INPUT RECORDS →
━━━━━━━━
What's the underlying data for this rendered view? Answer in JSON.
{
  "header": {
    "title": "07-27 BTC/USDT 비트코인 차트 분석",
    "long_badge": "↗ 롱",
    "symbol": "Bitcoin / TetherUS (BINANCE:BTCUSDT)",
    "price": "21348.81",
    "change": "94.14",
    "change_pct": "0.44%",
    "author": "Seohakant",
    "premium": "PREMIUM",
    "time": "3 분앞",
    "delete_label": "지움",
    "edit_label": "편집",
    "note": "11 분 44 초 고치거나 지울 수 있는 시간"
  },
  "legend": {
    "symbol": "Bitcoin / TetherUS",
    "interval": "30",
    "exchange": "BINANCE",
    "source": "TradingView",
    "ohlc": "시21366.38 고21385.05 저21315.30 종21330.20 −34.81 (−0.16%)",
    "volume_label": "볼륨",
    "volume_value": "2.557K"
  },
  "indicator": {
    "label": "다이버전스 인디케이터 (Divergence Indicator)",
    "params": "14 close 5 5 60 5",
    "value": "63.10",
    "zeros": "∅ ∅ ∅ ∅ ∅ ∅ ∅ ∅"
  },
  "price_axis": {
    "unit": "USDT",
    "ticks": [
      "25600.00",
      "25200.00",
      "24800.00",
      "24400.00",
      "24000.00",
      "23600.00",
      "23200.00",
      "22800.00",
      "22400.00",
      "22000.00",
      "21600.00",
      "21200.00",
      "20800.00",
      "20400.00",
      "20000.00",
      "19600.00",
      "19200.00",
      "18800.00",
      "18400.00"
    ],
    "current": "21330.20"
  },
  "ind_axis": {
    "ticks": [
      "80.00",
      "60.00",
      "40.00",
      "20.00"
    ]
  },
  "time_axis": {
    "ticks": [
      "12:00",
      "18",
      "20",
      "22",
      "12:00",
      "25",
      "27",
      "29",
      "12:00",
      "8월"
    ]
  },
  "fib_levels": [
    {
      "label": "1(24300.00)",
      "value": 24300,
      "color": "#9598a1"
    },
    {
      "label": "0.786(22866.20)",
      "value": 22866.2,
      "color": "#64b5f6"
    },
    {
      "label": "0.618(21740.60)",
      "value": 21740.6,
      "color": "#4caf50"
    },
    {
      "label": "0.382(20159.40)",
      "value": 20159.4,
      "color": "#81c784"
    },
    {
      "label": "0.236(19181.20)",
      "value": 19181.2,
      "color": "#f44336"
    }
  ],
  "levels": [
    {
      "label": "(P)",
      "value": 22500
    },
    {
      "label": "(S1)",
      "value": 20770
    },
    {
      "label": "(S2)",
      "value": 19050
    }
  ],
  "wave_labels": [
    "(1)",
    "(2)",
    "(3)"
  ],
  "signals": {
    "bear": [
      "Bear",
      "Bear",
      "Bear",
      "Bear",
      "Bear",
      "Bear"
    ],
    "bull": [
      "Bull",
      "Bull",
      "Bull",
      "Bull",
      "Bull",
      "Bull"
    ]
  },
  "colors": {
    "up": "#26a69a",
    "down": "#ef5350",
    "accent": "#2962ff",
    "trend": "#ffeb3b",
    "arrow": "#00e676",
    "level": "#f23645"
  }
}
━━━━━━━━
PROBLEM TO WORK ON → Note how many lines in the material hold the word "TetherUS", and give that number with nothing added.

CORRECT ANSWER → 2